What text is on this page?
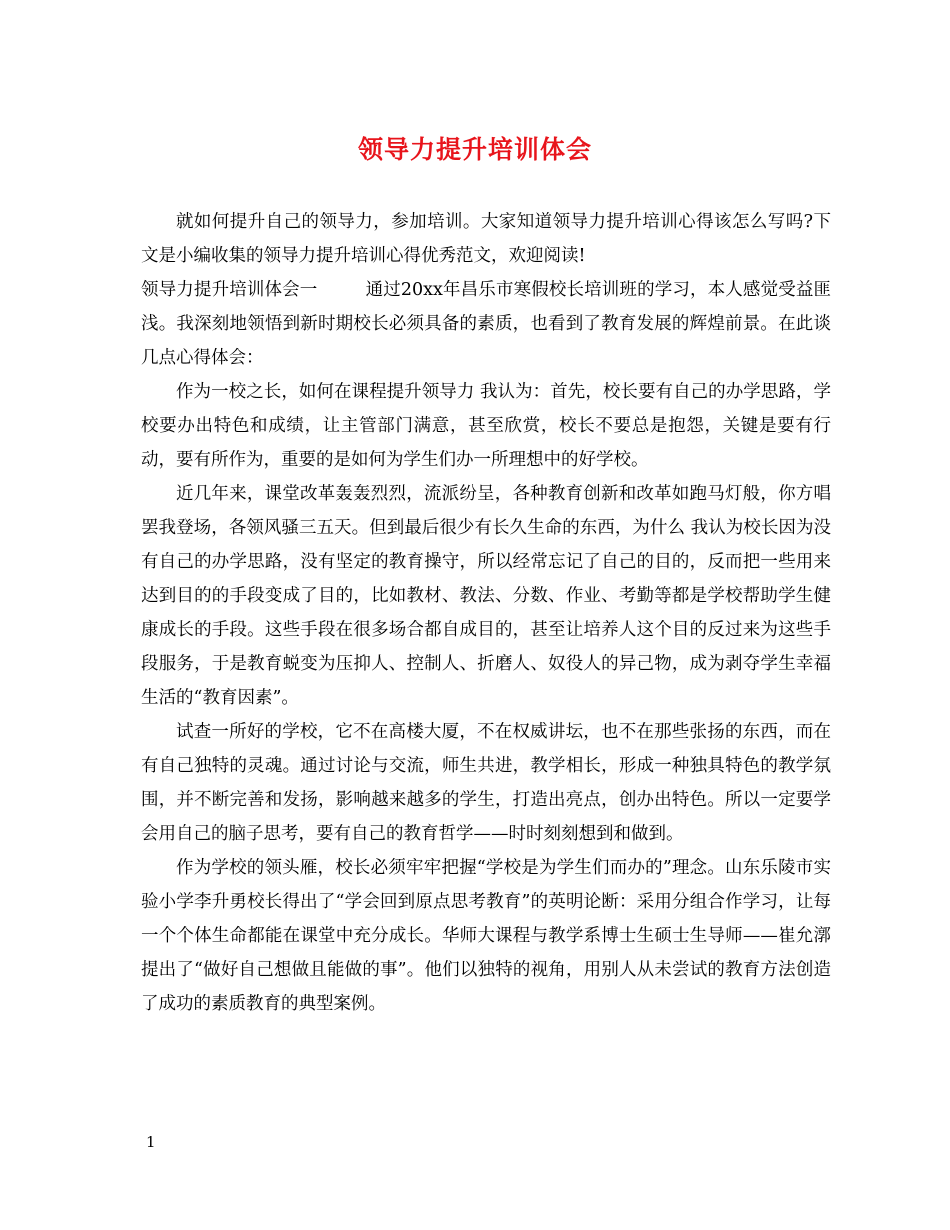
领导力提升培训体会

就如何提升自己的领导力，参加培训。大家知道领导力提升培训心得该怎么写吗?下文是小编收集的领导力提升培训心得优秀范文，欢迎阅读!

领导力提升培训体会一	通过20xx年昌乐市寒假校长培训班的学习，本人感觉受益匪浅。我深刻地领悟到新时期校长必须具备的素质，也看到了教育发展的辉煌前景。在此谈几点心得体会：

作为一校之长，如何在课程提升领导力 我认为：首先，校长要有自己的办学思路，学校要办出特色和成绩，让主管部门满意，甚至欣赏，校长不要总是抱怨，关键是要有行动，要有所作为，重要的是如何为学生们办一所理想中的好学校。

近几年来，课堂改革轰轰烈烈，流派纷呈，各种教育创新和改革如跑马灯般，你方唱罢我登场，各领风骚三五天。但到最后很少有长久生命的东西，为什么 我认为校长因为没有自己的办学思路，没有坚定的教育操守，所以经常忘记了自己的目的，反而把一些用来达到目的的手段变成了目的，比如教材、教法、分数、作业、考勤等都是学校帮助学生健康成长的手段。这些手段在很多场合都自成目的，甚至让培养人这个目的反过来为这些手段服务，于是教育蜕变为压抑人、控制人、折磨人、奴役人的异己物，成为剥夺学生幸福生活的“教育因素”。

试查一所好的学校，它不在高楼大厦，不在权威讲坛，也不在那些张扬的东西，而在有自己独特的灵魂。通过讨论与交流，师生共进，教学相长，形成一种独具特色的教学氛围，并不断完善和发扬，影响越来越多的学生，打造出亮点，创办出特色。所以一定要学会用自己的脑子思考，要有自己的教育哲学——时时刻刻想到和做到。

作为学校的领头雁，校长必须牢牢把握“学校是为学生们而办的”理念。山东乐陵市实验小学李升勇校长得出了“学会回到原点思考教育”的英明论断：采用分组合作学习，让每一个个体生命都能在课堂中充分成长。华师大课程与教学系博士生硕士生导师——崔允漷提出了“做好自己想做且能做的事”。他们以独特的视角，用别人从未尝试的教育方法创造了成功的素质教育的典型案例。

1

WORK TO DO ▸ Restate the full listing verbatim and drop every picture.

RESULT FOR THIS TASK ▸
What text is on this page?
领导力提升培训体会

就如何提升自己的领导力，参加培训。大家知道领导力提升培训心得该怎么写吗?下文是小编收集的领导力提升培训心得优秀范文，欢迎阅读!

领导力提升培训体会一	通过20xx年昌乐市寒假校长培训班的学习，本人感觉受益匪浅。我深刻地领悟到新时期校长必须具备的素质，也看到了教育发展的辉煌前景。在此谈几点心得体会：

作为一校之长，如何在课程提升领导力 我认为：首先，校长要有自己的办学思路，学校要办出特色和成绩，让主管部门满意，甚至欣赏，校长不要总是抱怨，关键是要有行动，要有所作为，重要的是如何为学生们办一所理想中的好学校。

近几年来，课堂改革轰轰烈烈，流派纷呈，各种教育创新和改革如跑马灯般，你方唱罢我登场，各领风骚三五天。但到最后很少有长久生命的东西，为什么 我认为校长因为没有自己的办学思路，没有坚定的教育操守，所以经常忘记了自己的目的，反而把一些用来达到目的的手段变成了目的，比如教材、教法、分数、作业、考勤等都是学校帮助学生健康成长的手段。这些手段在很多场合都自成目的，甚至让培养人这个目的反过来为这些手段服务，于是教育蜕变为压抑人、控制人、折磨人、奴役人的异己物，成为剥夺学生幸福生活的“教育因素”。

试查一所好的学校，它不在高楼大厦，不在权威讲坛，也不在那些张扬的东西，而在有自己独特的灵魂。通过讨论与交流，师生共进，教学相长，形成一种独具特色的教学氛围，并不断完善和发扬，影响越来越多的学生，打造出亮点，创办出特色。所以一定要学会用自己的脑子思考，要有自己的教育哲学——时时刻刻想到和做到。

作为学校的领头雁，校长必须牢牢把握“学校是为学生们而办的”理念。山东乐陵市实验小学李升勇校长得出了“学会回到原点思考教育”的英明论断：采用分组合作学习，让每一个个体生命都能在课堂中充分成长。华师大课程与教学系博士生硕士生导师——崔允漷提出了“做好自己想做且能做的事”。他们以独特的视角，用别人从未尝试的教育方法创造了成功的素质教育的典型案例。

1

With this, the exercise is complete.